§ DATA
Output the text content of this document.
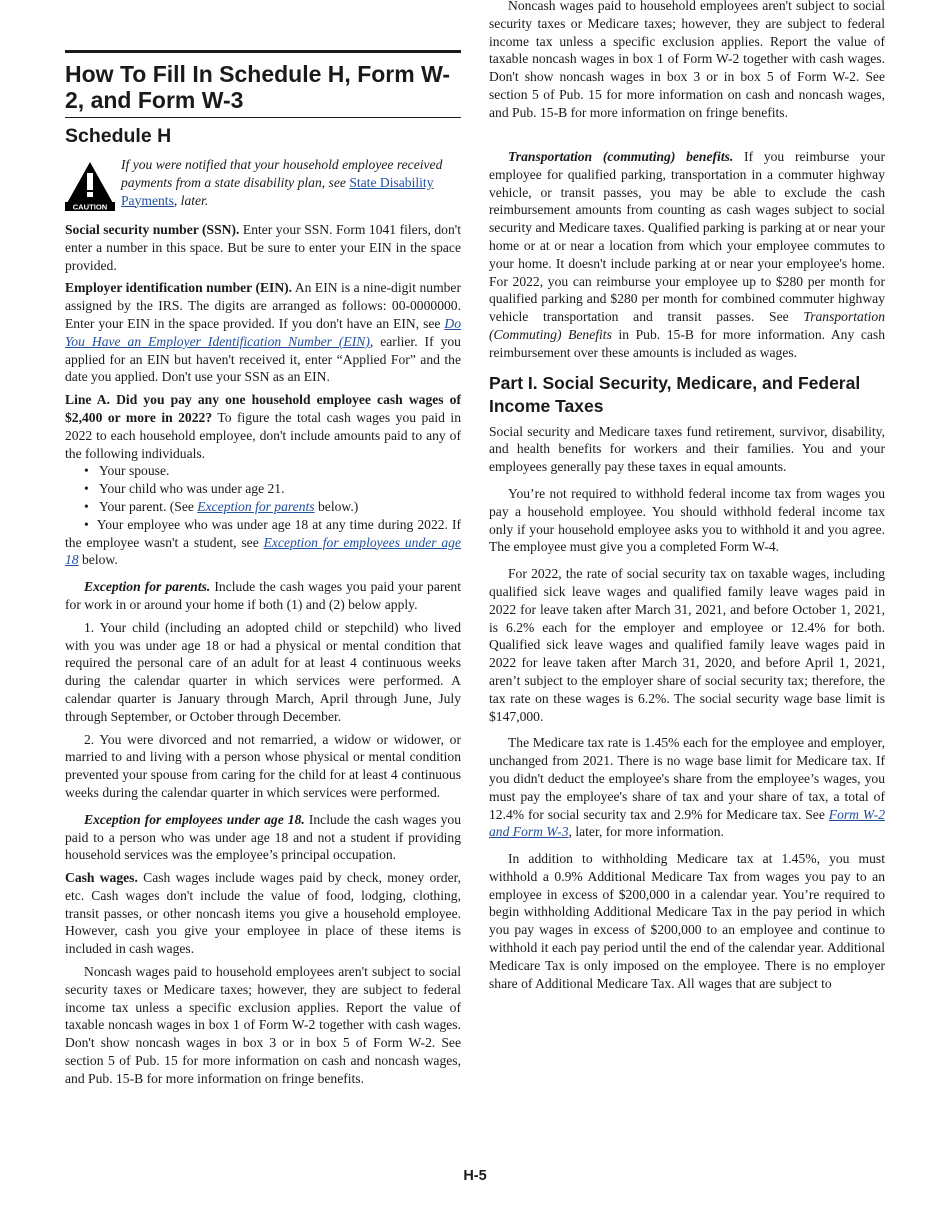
How To Fill In Schedule H, Form W-2, and Form W-3
Schedule H
CAUTION
If you were notified that your household employee received payments from a state disability plan, see State Disability Payments, later.

Social security number (SSN). Enter your SSN. Form 1041 filers, don't enter a number in this space. But be sure to enter your EIN in the space provided.

Employer identification number (EIN). An EIN is a nine-digit number assigned by the IRS. The digits are arranged as follows: 00-0000000. Enter your EIN in the space provided. If you don't have an EIN, see Do You Have an Employer Identification Number (EIN), earlier. If you applied for an EIN but haven't received it, enter “Applied For” and the date you applied. Don't use your SSN as an EIN.

Line A. Did you pay any one household employee cash wages of $2,400 or more in 2022? To figure the total cash wages you paid in 2022 to each household employee, don't include amounts paid to any of the following individuals.

• Your spouse.
• Your child who was under age 21.
• Your parent. (See Exception for parents below.)

•  Your employee who was under age 18 at any time during 2022. If the employee wasn't a student, see Exception for employees under age 18 below.

Exception for parents. Include the cash wages you paid your parent for work in or around your home if both (1) and (2) below apply.

1. Your child (including an adopted child or stepchild) who lived with you was under age 18 or had a physical or mental condition that required the personal care of an adult for at least 4 continuous weeks during the calendar quarter in which services were performed. A calendar quarter is January through March, April through June, July through September, or October through December.

2. You were divorced and not remarried, a widow or widower, or married to and living with a person whose physical or mental condition prevented your spouse from caring for the child for at least 4 continuous weeks during the calendar quarter in which services were performed.

Exception for employees under age 18. Include the cash wages you paid to a person who was under age 18 and not a student if providing household services was the employee’s principal occupation.

Cash wages. Cash wages include wages paid by check, money order, etc. Cash wages don't include the value of food, lodging, clothing, transit passes, or other noncash items you give a household employee. However, cash you give your employee in place of these items is included in cash wages.

Noncash wages paid to household employees aren't subject to social security taxes or Medicare taxes; however, they are subject to federal income tax unless a specific exclusion applies. Report the value of taxable noncash wages in box 1 of Form W-2 together with cash wages. Don't show noncash wages in box 3 or in box 5 of Form W-2. See section 5 of Pub. 15 for more information on cash and noncash wages, and Pub. 15-B for more information on fringe benefits.

Noncash wages paid to household employees aren't subject to social security taxes or Medicare taxes; however, they are subject to federal income tax unless a specific exclusion applies. Report the value of taxable noncash wages in box 1 of Form W-2 together with cash wages. Don't show noncash wages in box 3 or in box 5 of Form W-2. See section 5 of Pub. 15 for more information on cash and noncash wages, and Pub. 15-B for more information on fringe benefits.

Transportation (commuting) benefits. If you reimburse your employee for qualified parking, transportation in a commuter highway vehicle, or transit passes, you may be able to exclude the cash reimbursement amounts from counting as cash wages subject to social security and Medicare taxes. Qualified parking is parking at or near your home or at or near a location from which your employee commutes to your home. It doesn't include parking at or near your employee's home. For 2022, you can reimburse your employee up to $280 per month for qualified parking and $280 per month for combined commuter highway vehicle transportation and transit passes. See Transportation (Commuting) Benefits in Pub. 15-B for more information. Any cash reimbursement over these amounts is included as wages.

Part I. Social Security, Medicare, and Federal Income Taxes

Social security and Medicare taxes fund retirement, survivor, disability, and health benefits for workers and their families. You and your employees generally pay these taxes in equal amounts.

You’re not required to withhold federal income tax from wages you pay a household employee. You should withhold federal income tax only if your household employee asks you to withhold it and you agree. The employee must give you a completed Form W-4.

For 2022, the rate of social security tax on taxable wages, including qualified sick leave wages and qualified family leave wages paid in 2022 for leave taken after March 31, 2021, and before October 1, 2021, is 6.2% each for the employer and employee or 12.4% for both. Qualified sick leave wages and qualified family leave wages paid in 2022 for leave taken after March 31, 2020, and before April 1, 2021, aren’t subject to the employer share of social security tax; therefore, the tax rate on these wages is 6.2%. The social security wage base limit is $147,000.

The Medicare tax rate is 1.45% each for the employee and employer, unchanged from 2021. There is no wage base limit for Medicare tax. If you didn't deduct the employee's share from the employee’s wages, you must pay the employee's share of tax and your share of tax, a total of 12.4% for social security tax and 2.9% for Medicare tax. See Form W-2 and Form W-3, later, for more information.

In addition to withholding Medicare tax at 1.45%, you must withhold a 0.9% Additional Medicare Tax from wages you pay to an employee in excess of $200,000 in a calendar year. You’re required to begin withholding Additional Medicare Tax in the pay period in which you pay wages in excess of $200,000 to an employee and continue to withhold it each pay period until the end of the calendar year. Additional Medicare Tax is only imposed on the employee. There is no employer share of Additional Medicare Tax. All wages that are subject to

H-5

§ GIVEN TASK
Do not include the images; transcribe the rest of the listing exactly.

§ EXPECTED ANSWER
Output the text content of this document.
How To Fill In Schedule H, Form W-2, and Form W-3
Schedule H
CAUTION
If you were notified that your household employee received payments from a state disability plan, see State Disability Payments, later.

Social security number (SSN). Enter your SSN. Form 1041 filers, don't enter a number in this space. But be sure to enter your EIN in the space provided.

Employer identification number (EIN). An EIN is a nine-digit number assigned by the IRS. The digits are arranged as follows: 00-0000000. Enter your EIN in the space provided. If you don't have an EIN, see Do You Have an Employer Identification Number (EIN), earlier. If you applied for an EIN but haven't received it, enter “Applied For” and the date you applied. Don't use your SSN as an EIN.

Line A. Did you pay any one household employee cash wages of $2,400 or more in 2022? To figure the total cash wages you paid in 2022 to each household employee, don't include amounts paid to any of the following individuals.

• Your spouse.
• Your child who was under age 21.
• Your parent. (See Exception for parents below.)

•  Your employee who was under age 18 at any time during 2022. If the employee wasn't a student, see Exception for employees under age 18 below.

Exception for parents. Include the cash wages you paid your parent for work in or around your home if both (1) and (2) below apply.

1. Your child (including an adopted child or stepchild) who lived with you was under age 18 or had a physical or mental condition that required the personal care of an adult for at least 4 continuous weeks during the calendar quarter in which services were performed. A calendar quarter is January through March, April through June, July through September, or October through December.

2. You were divorced and not remarried, a widow or widower, or married to and living with a person whose physical or mental condition prevented your spouse from caring for the child for at least 4 continuous weeks during the calendar quarter in which services were performed.

Exception for employees under age 18. Include the cash wages you paid to a person who was under age 18 and not a student if providing household services was the employee’s principal occupation.

Cash wages. Cash wages include wages paid by check, money order, etc. Cash wages don't include the value of food, lodging, clothing, transit passes, or other noncash items you give a household employee. However, cash you give your employee in place of these items is included in cash wages.

Noncash wages paid to household employees aren't subject to social security taxes or Medicare taxes; however, they are subject to federal income tax unless a specific exclusion applies. Report the value of taxable noncash wages in box 1 of Form W-2 together with cash wages. Don't show noncash wages in box 3 or in box 5 of Form W-2. See section 5 of Pub. 15 for more information on cash and noncash wages, and Pub. 15-B for more information on fringe benefits.

Noncash wages paid to household employees aren't subject to social security taxes or Medicare taxes; however, they are subject to federal income tax unless a specific exclusion applies. Report the value of taxable noncash wages in box 1 of Form W-2 together with cash wages. Don't show noncash wages in box 3 or in box 5 of Form W-2. See section 5 of Pub. 15 for more information on cash and noncash wages, and Pub. 15-B for more information on fringe benefits.

Transportation (commuting) benefits. If you reimburse your employee for qualified parking, transportation in a commuter highway vehicle, or transit passes, you may be able to exclude the cash reimbursement amounts from counting as cash wages subject to social security and Medicare taxes. Qualified parking is parking at or near your home or at or near a location from which your employee commutes to your home. It doesn't include parking at or near your employee's home. For 2022, you can reimburse your employee up to $280 per month for qualified parking and $280 per month for combined commuter highway vehicle transportation and transit passes. See Transportation (Commuting) Benefits in Pub. 15-B for more information. Any cash reimbursement over these amounts is included as wages.

Part I. Social Security, Medicare, and Federal Income Taxes

Social security and Medicare taxes fund retirement, survivor, disability, and health benefits for workers and their families. You and your employees generally pay these taxes in equal amounts.

You’re not required to withhold federal income tax from wages you pay a household employee. You should withhold federal income tax only if your household employee asks you to withhold it and you agree. The employee must give you a completed Form W-4.

For 2022, the rate of social security tax on taxable wages, including qualified sick leave wages and qualified family leave wages paid in 2022 for leave taken after March 31, 2021, and before October 1, 2021, is 6.2% each for the employer and employee or 12.4% for both. Qualified sick leave wages and qualified family leave wages paid in 2022 for leave taken after March 31, 2020, and before April 1, 2021, aren’t subject to the employer share of social security tax; therefore, the tax rate on these wages is 6.2%. The social security wage base limit is $147,000.

The Medicare tax rate is 1.45% each for the employee and employer, unchanged from 2021. There is no wage base limit for Medicare tax. If you didn't deduct the employee's share from the employee’s wages, you must pay the employee's share of tax and your share of tax, a total of 12.4% for social security tax and 2.9% for Medicare tax. See Form W-2 and Form W-3, later, for more information.

In addition to withholding Medicare tax at 1.45%, you must withhold a 0.9% Additional Medicare Tax from wages you pay to an employee in excess of $200,000 in a calendar year. You’re required to begin withholding Additional Medicare Tax in the pay period in which you pay wages in excess of $200,000 to an employee and continue to withhold it each pay period until the end of the calendar year. Additional Medicare Tax is only imposed on the employee. There is no employer share of Additional Medicare Tax. All wages that are subject to

H-5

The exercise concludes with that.